■ **Work required**
In the entries below, count each line holding the word "Республики". Answer with the total alone.

Data entries
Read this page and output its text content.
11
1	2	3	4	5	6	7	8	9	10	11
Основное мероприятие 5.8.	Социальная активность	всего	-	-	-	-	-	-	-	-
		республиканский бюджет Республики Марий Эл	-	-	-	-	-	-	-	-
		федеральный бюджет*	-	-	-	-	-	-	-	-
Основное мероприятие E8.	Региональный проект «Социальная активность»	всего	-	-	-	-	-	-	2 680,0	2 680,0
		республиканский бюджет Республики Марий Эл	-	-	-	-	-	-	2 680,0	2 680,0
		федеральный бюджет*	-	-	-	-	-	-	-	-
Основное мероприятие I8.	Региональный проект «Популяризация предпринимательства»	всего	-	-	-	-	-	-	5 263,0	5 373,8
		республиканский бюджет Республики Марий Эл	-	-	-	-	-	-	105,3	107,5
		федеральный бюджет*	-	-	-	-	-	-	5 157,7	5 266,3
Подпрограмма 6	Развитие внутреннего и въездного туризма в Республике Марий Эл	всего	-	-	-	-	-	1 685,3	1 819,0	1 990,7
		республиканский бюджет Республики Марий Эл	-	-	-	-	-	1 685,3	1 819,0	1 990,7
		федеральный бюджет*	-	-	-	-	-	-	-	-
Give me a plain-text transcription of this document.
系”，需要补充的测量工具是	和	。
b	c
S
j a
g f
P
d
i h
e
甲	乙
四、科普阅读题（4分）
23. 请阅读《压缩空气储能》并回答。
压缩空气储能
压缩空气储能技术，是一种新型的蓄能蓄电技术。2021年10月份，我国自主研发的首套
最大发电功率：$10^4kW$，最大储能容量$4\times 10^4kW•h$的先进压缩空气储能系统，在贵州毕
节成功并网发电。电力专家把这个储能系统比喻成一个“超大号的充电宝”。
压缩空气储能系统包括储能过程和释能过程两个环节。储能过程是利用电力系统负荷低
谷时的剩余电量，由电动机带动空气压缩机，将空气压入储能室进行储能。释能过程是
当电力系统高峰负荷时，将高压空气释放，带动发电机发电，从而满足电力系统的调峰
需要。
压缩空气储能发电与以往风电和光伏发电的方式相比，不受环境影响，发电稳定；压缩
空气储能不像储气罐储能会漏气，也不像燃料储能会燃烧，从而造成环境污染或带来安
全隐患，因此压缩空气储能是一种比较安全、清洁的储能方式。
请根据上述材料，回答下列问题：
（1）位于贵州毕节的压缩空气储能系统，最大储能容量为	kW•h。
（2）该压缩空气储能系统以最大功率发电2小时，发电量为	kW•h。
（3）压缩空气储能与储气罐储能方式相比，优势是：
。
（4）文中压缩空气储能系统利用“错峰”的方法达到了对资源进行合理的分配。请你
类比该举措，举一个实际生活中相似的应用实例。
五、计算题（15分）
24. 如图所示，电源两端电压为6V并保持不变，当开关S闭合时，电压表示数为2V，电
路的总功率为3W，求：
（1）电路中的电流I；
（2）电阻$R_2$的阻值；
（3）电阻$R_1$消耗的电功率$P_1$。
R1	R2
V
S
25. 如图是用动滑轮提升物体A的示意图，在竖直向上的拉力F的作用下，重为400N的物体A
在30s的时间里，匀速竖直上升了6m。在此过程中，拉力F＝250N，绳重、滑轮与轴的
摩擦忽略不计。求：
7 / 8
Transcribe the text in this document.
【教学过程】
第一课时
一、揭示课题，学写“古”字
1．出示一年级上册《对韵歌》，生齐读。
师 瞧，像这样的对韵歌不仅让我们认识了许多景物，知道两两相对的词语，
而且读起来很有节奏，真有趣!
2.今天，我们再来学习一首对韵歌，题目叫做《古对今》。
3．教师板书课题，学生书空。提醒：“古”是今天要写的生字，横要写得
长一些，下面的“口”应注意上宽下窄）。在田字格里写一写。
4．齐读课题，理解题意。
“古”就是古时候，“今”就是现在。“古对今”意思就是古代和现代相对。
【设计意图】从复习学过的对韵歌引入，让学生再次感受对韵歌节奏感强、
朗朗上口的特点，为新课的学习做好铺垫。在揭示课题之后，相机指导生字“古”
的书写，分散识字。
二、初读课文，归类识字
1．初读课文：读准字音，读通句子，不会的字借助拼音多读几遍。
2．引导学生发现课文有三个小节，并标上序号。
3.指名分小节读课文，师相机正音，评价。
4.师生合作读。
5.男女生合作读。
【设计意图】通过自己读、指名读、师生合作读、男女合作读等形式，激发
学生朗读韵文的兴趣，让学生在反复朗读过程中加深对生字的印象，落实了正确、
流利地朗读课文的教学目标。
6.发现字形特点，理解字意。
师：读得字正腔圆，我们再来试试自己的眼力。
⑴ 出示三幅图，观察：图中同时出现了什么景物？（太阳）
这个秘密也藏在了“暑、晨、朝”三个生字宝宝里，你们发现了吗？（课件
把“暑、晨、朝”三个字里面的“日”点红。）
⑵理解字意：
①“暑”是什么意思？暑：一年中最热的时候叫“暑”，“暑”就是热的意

■ **Solution to this task**
4